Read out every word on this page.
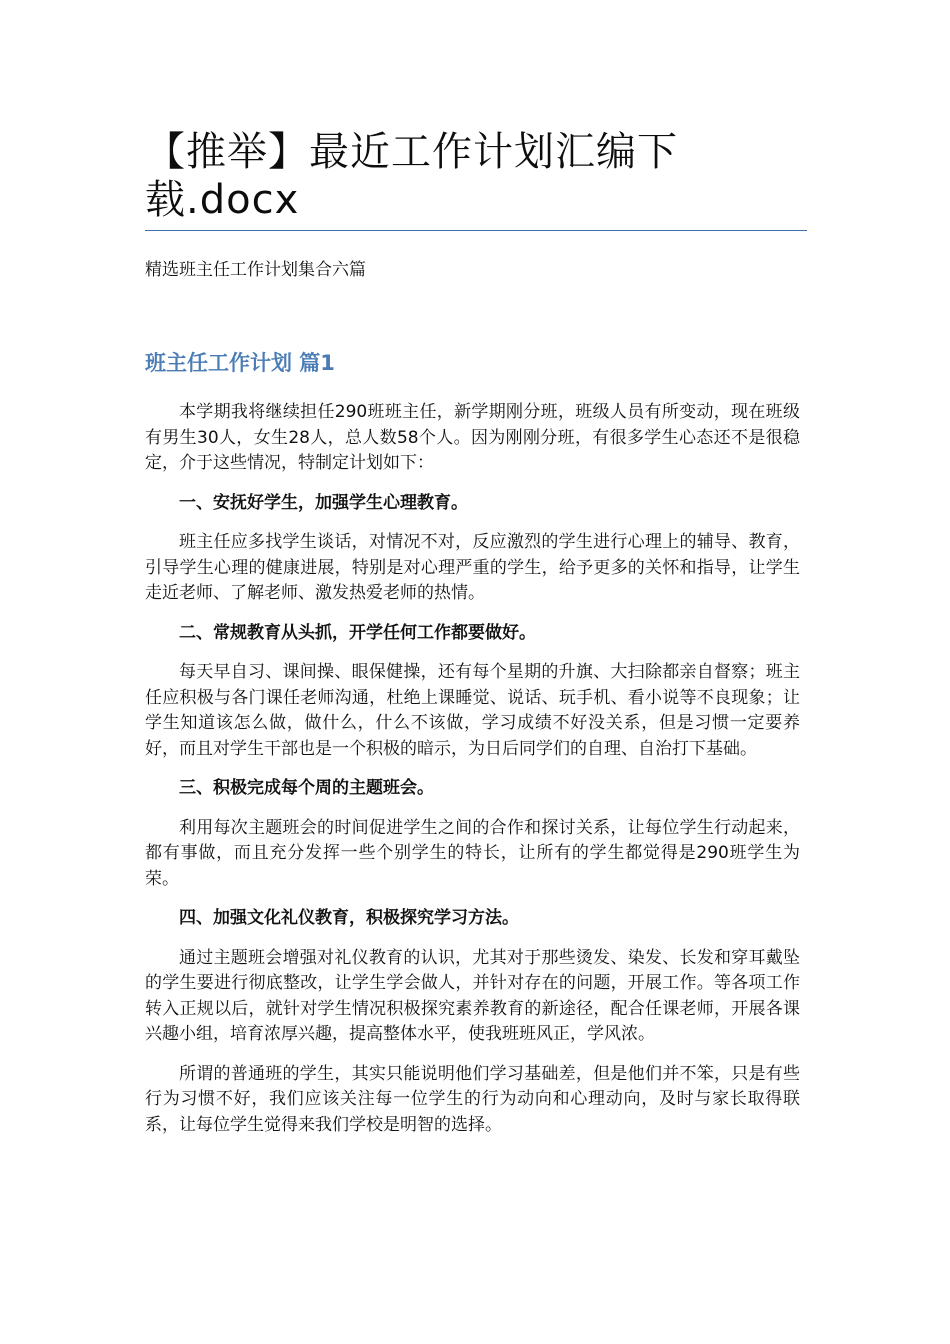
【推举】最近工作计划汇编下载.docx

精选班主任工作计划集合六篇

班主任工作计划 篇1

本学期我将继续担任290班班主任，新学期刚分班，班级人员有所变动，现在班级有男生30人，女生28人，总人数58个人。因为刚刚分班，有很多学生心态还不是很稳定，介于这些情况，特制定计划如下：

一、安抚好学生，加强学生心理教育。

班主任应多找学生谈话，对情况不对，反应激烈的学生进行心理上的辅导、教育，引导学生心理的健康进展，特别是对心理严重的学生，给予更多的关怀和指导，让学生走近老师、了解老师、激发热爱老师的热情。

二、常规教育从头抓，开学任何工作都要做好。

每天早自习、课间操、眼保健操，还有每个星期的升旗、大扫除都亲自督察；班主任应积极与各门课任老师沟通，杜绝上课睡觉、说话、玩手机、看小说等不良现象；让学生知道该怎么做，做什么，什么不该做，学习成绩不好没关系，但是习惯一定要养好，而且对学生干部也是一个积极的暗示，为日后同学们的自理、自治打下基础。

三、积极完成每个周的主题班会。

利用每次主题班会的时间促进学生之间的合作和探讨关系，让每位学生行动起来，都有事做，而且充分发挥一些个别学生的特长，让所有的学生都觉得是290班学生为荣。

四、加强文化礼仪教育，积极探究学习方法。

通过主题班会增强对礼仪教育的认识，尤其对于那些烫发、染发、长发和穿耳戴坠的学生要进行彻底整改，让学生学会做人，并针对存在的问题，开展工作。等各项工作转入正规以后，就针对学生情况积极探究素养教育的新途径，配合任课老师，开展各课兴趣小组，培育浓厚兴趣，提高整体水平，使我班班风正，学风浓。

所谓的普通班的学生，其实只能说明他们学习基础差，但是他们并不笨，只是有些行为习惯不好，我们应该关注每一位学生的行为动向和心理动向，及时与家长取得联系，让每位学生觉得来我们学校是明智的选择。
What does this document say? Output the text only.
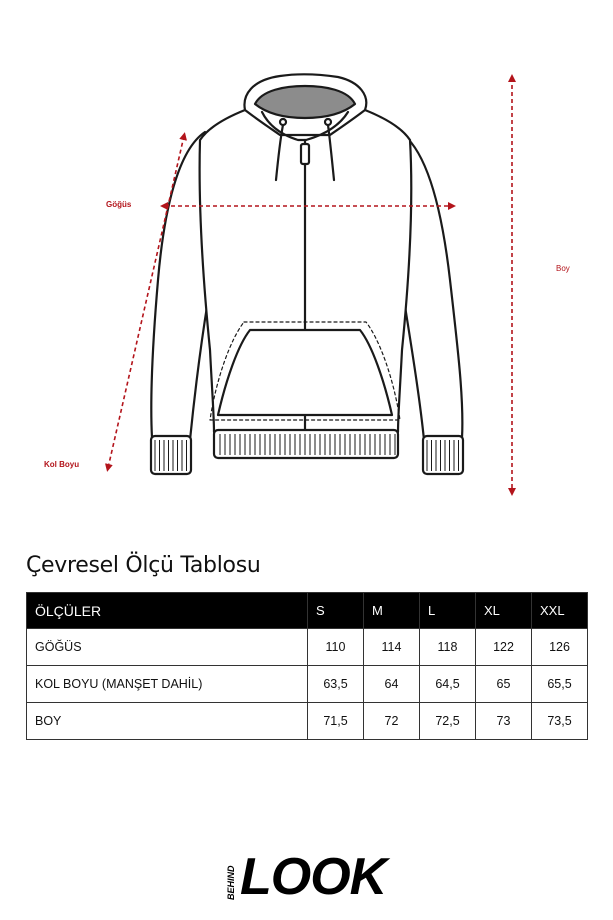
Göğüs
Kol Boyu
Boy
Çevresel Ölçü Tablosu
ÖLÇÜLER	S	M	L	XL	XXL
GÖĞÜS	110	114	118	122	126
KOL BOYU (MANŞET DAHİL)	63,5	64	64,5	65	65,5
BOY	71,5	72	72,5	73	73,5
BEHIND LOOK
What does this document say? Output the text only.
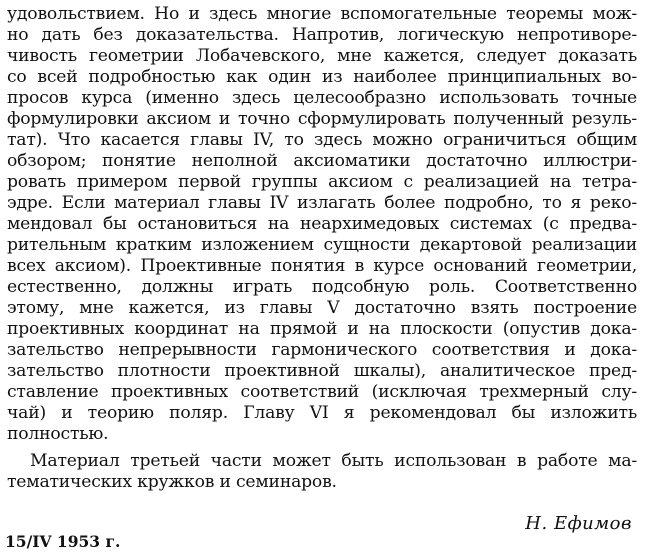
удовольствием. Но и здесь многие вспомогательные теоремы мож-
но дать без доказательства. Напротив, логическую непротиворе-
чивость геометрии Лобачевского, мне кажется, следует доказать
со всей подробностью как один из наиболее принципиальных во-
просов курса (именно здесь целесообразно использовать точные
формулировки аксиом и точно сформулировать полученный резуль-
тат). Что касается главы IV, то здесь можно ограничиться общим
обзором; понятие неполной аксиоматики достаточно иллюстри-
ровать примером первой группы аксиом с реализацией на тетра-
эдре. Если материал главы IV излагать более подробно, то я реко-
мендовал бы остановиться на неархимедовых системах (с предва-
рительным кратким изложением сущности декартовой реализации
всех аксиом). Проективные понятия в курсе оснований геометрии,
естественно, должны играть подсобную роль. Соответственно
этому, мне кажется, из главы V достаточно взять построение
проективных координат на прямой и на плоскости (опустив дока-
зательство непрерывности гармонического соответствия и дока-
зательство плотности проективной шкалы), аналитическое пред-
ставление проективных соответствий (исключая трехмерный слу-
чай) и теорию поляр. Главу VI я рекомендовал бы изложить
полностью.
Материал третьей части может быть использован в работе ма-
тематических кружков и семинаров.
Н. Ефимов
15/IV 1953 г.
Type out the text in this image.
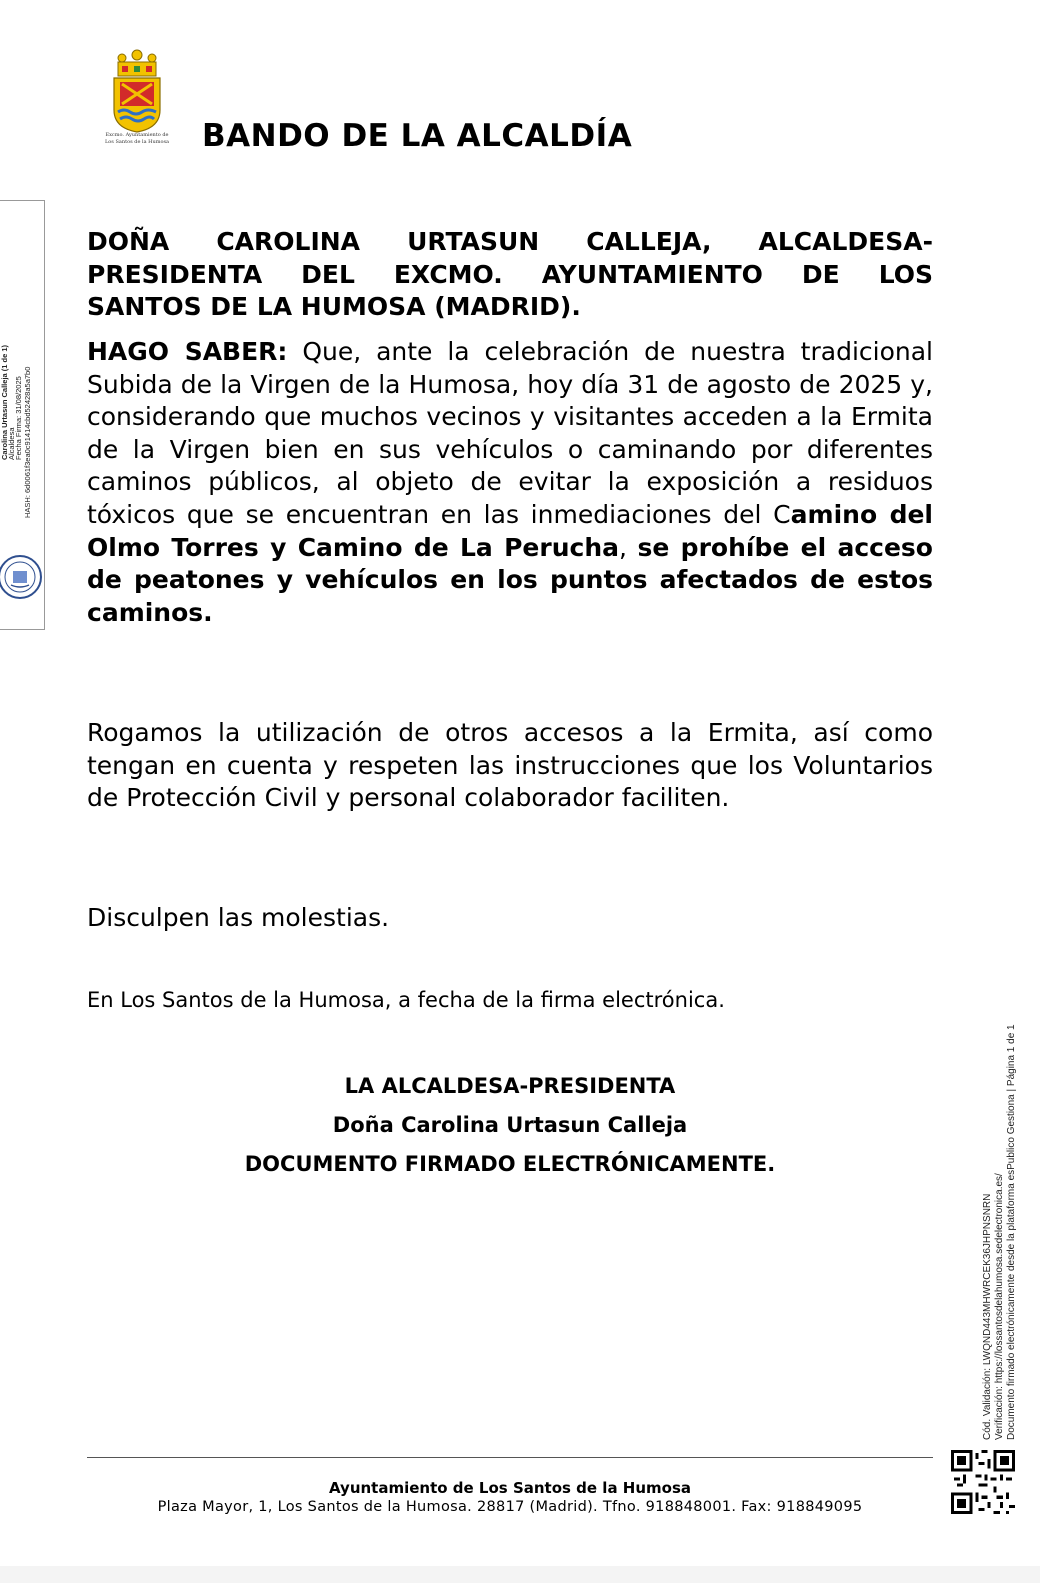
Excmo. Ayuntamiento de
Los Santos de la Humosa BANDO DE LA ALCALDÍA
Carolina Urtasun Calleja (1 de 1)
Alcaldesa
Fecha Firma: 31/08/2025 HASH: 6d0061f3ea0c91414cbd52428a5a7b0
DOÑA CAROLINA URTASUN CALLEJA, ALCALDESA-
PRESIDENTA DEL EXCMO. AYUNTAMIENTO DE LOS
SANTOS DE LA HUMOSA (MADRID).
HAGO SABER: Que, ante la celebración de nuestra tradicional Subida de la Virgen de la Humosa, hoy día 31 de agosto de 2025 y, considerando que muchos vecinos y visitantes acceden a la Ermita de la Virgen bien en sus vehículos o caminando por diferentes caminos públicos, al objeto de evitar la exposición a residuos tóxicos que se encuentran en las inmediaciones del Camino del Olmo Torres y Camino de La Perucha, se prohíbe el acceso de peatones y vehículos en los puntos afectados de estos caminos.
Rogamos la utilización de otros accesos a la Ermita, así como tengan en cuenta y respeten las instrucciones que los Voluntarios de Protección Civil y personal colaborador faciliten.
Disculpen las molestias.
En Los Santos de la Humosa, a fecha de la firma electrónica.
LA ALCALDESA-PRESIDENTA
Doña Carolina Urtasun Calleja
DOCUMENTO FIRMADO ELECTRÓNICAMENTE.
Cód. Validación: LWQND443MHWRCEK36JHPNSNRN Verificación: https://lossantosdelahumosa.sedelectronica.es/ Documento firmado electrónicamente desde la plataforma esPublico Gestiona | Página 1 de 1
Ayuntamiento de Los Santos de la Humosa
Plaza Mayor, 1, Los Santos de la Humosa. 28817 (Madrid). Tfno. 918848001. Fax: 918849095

### WORK INSTRUCTIONS
Find the lines above holding the word "Ermita" and show them.

### FINAL ANSWER
HAGO SABER: Que, ante la celebración de nuestra tradicional Subida de la Virgen de la Humosa, hoy día 31 de agosto de 2025 y, considerando que muchos vecinos y visitantes acceden a la Ermita de la Virgen bien en sus vehículos o caminando por diferentes caminos públicos, al objeto de evitar la exposición a residuos tóxicos que se encuentran en las inmediaciones del Camino del Olmo Torres y Camino de La Perucha, se prohíbe el acceso de peatones y vehículos en los puntos afectados de estos caminos.
Rogamos la utilización de otros accesos a la Ermita, así como tengan en cuenta y respeten las instrucciones que los Voluntarios de Protección Civil y personal colaborador faciliten.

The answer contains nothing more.